Exercise:
Within the records below, find each line that holds the string "Concerning", then copy it.
===== Dataset =====
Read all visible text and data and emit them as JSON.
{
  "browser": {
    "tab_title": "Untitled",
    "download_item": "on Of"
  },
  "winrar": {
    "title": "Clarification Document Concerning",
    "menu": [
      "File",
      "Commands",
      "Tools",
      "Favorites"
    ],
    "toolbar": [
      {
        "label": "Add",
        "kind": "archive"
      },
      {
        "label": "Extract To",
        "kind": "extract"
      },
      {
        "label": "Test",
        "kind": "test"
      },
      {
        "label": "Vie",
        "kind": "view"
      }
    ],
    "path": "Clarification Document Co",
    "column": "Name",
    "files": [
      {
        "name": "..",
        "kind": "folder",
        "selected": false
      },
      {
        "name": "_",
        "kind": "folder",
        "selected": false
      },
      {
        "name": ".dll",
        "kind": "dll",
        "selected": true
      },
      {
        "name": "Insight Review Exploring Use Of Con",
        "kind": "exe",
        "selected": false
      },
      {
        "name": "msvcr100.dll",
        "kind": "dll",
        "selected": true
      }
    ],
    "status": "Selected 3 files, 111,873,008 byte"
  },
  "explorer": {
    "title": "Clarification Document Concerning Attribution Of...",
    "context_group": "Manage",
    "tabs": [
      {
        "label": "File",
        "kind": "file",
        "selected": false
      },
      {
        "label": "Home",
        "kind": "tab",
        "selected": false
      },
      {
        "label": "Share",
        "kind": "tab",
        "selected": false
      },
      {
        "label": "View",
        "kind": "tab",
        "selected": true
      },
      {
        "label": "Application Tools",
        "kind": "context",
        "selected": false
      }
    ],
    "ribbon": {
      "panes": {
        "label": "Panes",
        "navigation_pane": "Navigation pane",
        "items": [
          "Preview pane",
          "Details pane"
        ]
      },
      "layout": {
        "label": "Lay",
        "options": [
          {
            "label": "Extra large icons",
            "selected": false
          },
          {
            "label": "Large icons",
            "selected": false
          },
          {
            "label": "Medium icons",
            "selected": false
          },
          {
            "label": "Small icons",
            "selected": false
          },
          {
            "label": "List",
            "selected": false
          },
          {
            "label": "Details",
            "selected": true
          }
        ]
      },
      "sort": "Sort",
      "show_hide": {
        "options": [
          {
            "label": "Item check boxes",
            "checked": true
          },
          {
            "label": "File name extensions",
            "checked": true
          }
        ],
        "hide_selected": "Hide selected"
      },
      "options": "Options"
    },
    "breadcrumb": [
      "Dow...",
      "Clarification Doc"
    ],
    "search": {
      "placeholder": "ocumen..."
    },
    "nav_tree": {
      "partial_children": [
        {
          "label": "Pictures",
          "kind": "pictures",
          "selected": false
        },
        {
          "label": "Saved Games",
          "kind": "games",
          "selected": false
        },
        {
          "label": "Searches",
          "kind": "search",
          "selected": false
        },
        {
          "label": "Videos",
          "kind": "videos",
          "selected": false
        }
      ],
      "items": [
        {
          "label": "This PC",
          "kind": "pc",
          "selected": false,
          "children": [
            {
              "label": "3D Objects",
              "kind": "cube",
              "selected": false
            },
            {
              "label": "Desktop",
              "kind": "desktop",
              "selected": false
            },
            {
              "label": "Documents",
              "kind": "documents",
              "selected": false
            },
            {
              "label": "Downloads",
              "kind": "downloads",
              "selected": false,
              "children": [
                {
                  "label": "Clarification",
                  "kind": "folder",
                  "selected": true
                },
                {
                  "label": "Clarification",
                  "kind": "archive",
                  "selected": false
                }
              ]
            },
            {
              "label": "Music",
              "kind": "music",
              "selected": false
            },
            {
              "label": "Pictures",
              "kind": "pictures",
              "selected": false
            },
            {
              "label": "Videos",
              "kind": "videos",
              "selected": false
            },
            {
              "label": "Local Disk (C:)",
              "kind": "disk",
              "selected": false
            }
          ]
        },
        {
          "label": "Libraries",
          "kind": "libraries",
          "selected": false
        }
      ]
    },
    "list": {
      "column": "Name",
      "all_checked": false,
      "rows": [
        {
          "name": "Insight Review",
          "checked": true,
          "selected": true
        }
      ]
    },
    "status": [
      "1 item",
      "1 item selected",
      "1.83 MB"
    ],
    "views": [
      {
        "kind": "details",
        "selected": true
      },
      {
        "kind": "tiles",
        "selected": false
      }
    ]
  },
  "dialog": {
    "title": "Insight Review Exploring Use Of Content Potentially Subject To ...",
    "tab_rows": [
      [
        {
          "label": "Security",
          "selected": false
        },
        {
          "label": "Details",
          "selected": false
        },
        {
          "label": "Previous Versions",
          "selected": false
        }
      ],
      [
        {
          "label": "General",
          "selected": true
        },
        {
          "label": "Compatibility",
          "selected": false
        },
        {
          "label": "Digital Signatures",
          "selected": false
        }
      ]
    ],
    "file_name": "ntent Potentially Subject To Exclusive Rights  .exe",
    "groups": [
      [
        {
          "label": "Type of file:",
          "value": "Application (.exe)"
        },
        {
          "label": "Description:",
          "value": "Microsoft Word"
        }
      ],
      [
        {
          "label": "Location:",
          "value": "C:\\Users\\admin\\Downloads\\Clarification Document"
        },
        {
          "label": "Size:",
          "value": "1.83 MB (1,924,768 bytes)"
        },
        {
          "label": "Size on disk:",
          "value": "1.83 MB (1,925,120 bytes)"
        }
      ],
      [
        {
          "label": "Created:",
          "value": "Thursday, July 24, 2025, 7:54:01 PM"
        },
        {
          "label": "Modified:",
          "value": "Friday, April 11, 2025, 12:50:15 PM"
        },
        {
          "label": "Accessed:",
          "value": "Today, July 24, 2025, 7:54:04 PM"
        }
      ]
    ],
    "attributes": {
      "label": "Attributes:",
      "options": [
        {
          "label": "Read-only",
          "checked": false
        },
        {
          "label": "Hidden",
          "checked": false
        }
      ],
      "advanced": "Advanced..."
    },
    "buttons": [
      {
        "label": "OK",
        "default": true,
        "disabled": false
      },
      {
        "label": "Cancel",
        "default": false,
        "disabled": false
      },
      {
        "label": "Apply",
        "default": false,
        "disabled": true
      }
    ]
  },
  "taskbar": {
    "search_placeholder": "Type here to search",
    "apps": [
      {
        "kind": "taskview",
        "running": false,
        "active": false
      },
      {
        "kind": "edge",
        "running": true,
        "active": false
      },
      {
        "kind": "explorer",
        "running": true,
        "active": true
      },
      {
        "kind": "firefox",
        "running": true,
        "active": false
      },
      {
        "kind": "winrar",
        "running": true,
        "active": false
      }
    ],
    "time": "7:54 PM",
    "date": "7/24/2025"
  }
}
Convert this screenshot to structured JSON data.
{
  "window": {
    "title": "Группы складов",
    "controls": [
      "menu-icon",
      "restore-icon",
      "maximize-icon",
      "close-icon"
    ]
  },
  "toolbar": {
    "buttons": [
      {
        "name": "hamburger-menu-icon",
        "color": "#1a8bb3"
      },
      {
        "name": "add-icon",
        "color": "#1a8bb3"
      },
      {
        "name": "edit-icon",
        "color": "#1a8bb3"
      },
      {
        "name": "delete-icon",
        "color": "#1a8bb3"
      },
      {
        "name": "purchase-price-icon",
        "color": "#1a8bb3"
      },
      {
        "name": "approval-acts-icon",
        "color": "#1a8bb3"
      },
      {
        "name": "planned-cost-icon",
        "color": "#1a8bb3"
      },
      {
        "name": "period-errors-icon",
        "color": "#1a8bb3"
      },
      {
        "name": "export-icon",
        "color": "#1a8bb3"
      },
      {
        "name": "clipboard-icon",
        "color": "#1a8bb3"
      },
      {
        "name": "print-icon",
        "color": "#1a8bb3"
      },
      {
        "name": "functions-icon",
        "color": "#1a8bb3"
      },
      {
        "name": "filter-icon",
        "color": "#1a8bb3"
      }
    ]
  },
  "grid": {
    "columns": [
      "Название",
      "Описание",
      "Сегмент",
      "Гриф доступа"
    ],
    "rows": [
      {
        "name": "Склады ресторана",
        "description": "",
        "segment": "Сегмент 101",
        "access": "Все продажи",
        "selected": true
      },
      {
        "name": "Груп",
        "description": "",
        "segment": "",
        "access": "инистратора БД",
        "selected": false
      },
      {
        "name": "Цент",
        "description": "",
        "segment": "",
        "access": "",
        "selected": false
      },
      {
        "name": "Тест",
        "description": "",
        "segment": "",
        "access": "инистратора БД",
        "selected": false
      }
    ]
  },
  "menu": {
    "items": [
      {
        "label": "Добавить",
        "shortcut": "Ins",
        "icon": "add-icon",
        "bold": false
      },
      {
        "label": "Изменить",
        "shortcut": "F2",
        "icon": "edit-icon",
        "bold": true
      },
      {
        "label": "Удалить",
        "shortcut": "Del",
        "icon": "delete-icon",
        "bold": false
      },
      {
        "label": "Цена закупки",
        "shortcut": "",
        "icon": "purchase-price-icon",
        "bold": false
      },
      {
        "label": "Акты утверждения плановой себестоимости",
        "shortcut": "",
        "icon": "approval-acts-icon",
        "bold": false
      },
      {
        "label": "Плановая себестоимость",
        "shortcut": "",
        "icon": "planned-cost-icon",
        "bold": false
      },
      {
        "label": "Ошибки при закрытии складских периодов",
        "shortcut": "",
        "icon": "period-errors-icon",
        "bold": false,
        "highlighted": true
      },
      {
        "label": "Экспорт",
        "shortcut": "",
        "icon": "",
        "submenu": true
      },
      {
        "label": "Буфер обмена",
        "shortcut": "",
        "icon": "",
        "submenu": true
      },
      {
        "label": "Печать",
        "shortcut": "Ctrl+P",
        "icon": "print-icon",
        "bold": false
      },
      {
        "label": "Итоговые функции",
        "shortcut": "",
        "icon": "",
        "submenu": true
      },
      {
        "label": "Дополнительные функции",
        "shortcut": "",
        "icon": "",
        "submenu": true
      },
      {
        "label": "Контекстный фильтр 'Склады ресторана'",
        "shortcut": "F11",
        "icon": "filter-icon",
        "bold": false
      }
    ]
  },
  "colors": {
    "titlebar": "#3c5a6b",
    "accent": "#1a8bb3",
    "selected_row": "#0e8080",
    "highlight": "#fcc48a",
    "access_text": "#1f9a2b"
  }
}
=====
Exercise solution:
    "title": "Clarification Document Concerning",
    "title": "Clarification Document Concerning Attribution Of...",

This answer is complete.